* _WHAT YOU NEED TO DO_
Leaving out every picture, quote the data below exactly as it appears.

* _DATA IN THIS EXERCISE_
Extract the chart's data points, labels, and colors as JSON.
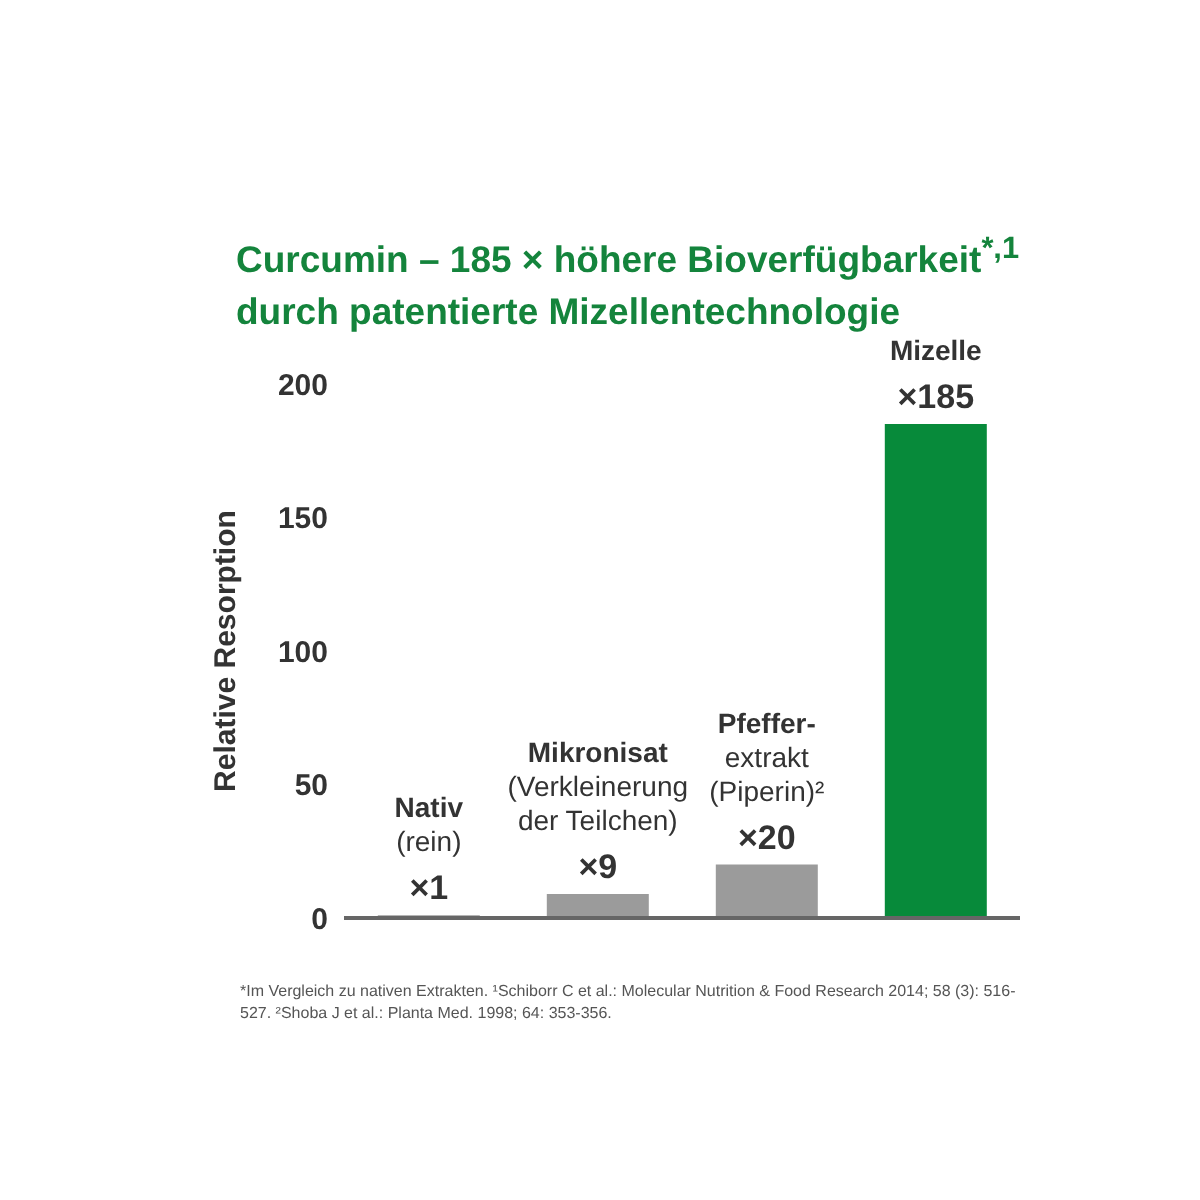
{
  "chart_data": {
    "type": "bar",
    "title": "Curcumin – 185 × höhere Bioverfügbarkeit$^{*,1}$\ndurch patentierte Mizellentechnologie",
    "ylabel": "Relative Resorption",
    "categories": [
      "Nativ\n(rein)",
      "Mikronisat\n(Verkleinerung\nder Teilchen)",
      "Pfeffer-\nextrakt\n(Piperin)²",
      "Mizelle"
    ],
    "values": [
      1,
      9,
      20,
      185
    ],
    "value_labels": [
      "×1",
      "×9",
      "×20",
      "×185"
    ],
    "colors": [
      "#9b9b9b",
      "#9b9b9b",
      "#9b9b9b",
      "#078a3a"
    ],
    "ylim": [
      0,
      200
    ],
    "yticks": [
      0,
      50,
      100,
      150,
      200
    ],
    "grid": false,
    "legend": false,
    "tick_labels": "y",
    "annotations": [
      "*Im Vergleich zu nativen Extrakten. ¹Schiborr C et al.: Molecular Nutrition & Food Research 2014; 58 (3): 516-527. ²Shoba J et al.: Planta Med. 1998; 64: 353-356."
    ]
  }
}
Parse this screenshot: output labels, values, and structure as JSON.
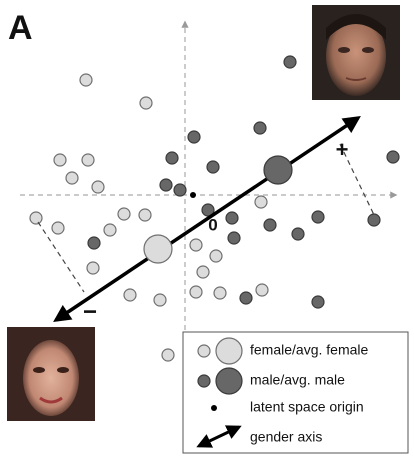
{
  "panel_label": "A",
  "axis_marks": {
    "plus": "+",
    "minus": "−",
    "origin": "0"
  },
  "legend": {
    "items": [
      "female/avg. female",
      "male/avg. male",
      "latent space origin",
      "gender axis"
    ]
  }
}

* _SOLUTION TO THE EXERCISE_
Extract the chart's data points, labels, and colors as JSON.
{
  "chart_data": {
    "type": "bar",
    "title": "Curcumin – 185 × höhere Bioverfügbarkeit$^{*,1}$\ndurch patentierte Mizellentechnologie",
    "ylabel": "Relative Resorption",
    "categories": [
      "Nativ\n(rein)",
      "Mikronisat\n(Verkleinerung\nder Teilchen)",
      "Pfeffer-\nextrakt\n(Piperin)²",
      "Mizelle"
    ],
    "values": [
      1,
      9,
      20,
      185
    ],
    "value_labels": [
      "×1",
      "×9",
      "×20",
      "×185"
    ],
    "colors": [
      "#9b9b9b",
      "#9b9b9b",
      "#9b9b9b",
      "#078a3a"
    ],
    "ylim": [
      0,
      200
    ],
    "yticks": [
      0,
      50,
      100,
      150,
      200
    ],
    "grid": false,
    "legend": false,
    "tick_labels": "y",
    "annotations": [
      "*Im Vergleich zu nativen Extrakten. ¹Schiborr C et al.: Molecular Nutrition & Food Research 2014; 58 (3): 516-527. ²Shoba J et al.: Planta Med. 1998; 64: 353-356."
    ]
  }
}
Parse this screenshot: output labels, values, and structure as JSON.
{
  "panel_label": "A",
  "axis_marks": {
    "plus": "+",
    "minus": "−",
    "origin": "0"
  },
  "legend": {
    "items": [
      "female/avg. female",
      "male/avg. male",
      "latent space origin",
      "gender axis"
    ]
  }
}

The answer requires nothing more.